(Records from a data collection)
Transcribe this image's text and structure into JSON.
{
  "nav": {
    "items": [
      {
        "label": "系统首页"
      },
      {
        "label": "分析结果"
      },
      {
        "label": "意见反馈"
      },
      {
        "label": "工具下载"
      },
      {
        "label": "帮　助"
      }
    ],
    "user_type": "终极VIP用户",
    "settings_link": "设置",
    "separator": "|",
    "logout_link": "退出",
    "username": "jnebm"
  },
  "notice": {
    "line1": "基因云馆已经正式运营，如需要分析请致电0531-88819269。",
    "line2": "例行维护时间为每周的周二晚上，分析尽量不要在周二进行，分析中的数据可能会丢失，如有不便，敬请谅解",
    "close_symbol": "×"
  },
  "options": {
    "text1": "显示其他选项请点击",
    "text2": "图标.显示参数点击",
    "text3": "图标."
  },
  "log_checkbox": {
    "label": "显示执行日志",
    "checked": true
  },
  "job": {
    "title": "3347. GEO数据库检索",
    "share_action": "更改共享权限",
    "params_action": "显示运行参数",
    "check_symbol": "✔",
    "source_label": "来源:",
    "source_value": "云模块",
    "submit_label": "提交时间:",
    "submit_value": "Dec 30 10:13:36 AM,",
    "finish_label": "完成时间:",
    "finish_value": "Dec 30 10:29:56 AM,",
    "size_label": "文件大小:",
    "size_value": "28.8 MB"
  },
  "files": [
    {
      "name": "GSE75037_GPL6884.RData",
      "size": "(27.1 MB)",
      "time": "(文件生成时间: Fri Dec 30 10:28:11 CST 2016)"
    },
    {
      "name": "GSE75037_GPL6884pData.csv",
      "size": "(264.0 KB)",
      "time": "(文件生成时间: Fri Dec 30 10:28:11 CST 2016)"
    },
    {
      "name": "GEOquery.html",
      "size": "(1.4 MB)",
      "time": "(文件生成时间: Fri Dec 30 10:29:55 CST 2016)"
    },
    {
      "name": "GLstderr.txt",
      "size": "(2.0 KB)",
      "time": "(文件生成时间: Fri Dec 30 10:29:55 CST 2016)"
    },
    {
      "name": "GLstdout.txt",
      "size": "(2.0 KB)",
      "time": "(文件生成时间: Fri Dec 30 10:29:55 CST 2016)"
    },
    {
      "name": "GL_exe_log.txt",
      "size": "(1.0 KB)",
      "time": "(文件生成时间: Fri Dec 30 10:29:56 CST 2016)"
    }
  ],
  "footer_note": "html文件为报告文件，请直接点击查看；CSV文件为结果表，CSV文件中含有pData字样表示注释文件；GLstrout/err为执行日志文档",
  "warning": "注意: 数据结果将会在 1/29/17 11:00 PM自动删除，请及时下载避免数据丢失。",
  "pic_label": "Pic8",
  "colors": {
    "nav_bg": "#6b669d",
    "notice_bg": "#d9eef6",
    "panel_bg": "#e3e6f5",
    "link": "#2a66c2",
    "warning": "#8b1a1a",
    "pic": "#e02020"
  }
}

__TASK INSTRUCTIONS__:
Write out the entire listing exactly.

__FINISHED TASK__:
Transcribe this image's text and structure into JSON.
{
  "nav": {
    "items": [
      {
        "label": "系统首页"
      },
      {
        "label": "分析结果"
      },
      {
        "label": "意见反馈"
      },
      {
        "label": "工具下载"
      },
      {
        "label": "帮　助"
      }
    ],
    "user_type": "终极VIP用户",
    "settings_link": "设置",
    "separator": "|",
    "logout_link": "退出",
    "username": "jnebm"
  },
  "notice": {
    "line1": "基因云馆已经正式运营，如需要分析请致电0531-88819269。",
    "line2": "例行维护时间为每周的周二晚上，分析尽量不要在周二进行，分析中的数据可能会丢失，如有不便，敬请谅解",
    "close_symbol": "×"
  },
  "options": {
    "text1": "显示其他选项请点击",
    "text2": "图标.显示参数点击",
    "text3": "图标."
  },
  "log_checkbox": {
    "label": "显示执行日志",
    "checked": true
  },
  "job": {
    "title": "3347. GEO数据库检索",
    "share_action": "更改共享权限",
    "params_action": "显示运行参数",
    "check_symbol": "✔",
    "source_label": "来源:",
    "source_value": "云模块",
    "submit_label": "提交时间:",
    "submit_value": "Dec 30 10:13:36 AM,",
    "finish_label": "完成时间:",
    "finish_value": "Dec 30 10:29:56 AM,",
    "size_label": "文件大小:",
    "size_value": "28.8 MB"
  },
  "files": [
    {
      "name": "GSE75037_GPL6884.RData",
      "size": "(27.1 MB)",
      "time": "(文件生成时间: Fri Dec 30 10:28:11 CST 2016)"
    },
    {
      "name": "GSE75037_GPL6884pData.csv",
      "size": "(264.0 KB)",
      "time": "(文件生成时间: Fri Dec 30 10:28:11 CST 2016)"
    },
    {
      "name": "GEOquery.html",
      "size": "(1.4 MB)",
      "time": "(文件生成时间: Fri Dec 30 10:29:55 CST 2016)"
    },
    {
      "name": "GLstderr.txt",
      "size": "(2.0 KB)",
      "time": "(文件生成时间: Fri Dec 30 10:29:55 CST 2016)"
    },
    {
      "name": "GLstdout.txt",
      "size": "(2.0 KB)",
      "time": "(文件生成时间: Fri Dec 30 10:29:55 CST 2016)"
    },
    {
      "name": "GL_exe_log.txt",
      "size": "(1.0 KB)",
      "time": "(文件生成时间: Fri Dec 30 10:29:56 CST 2016)"
    }
  ],
  "footer_note": "html文件为报告文件，请直接点击查看；CSV文件为结果表，CSV文件中含有pData字样表示注释文件；GLstrout/err为执行日志文档",
  "warning": "注意: 数据结果将会在 1/29/17 11:00 PM自动删除，请及时下载避免数据丢失。",
  "pic_label": "Pic8",
  "colors": {
    "nav_bg": "#6b669d",
    "notice_bg": "#d9eef6",
    "panel_bg": "#e3e6f5",
    "link": "#2a66c2",
    "warning": "#8b1a1a",
    "pic": "#e02020"
  }
}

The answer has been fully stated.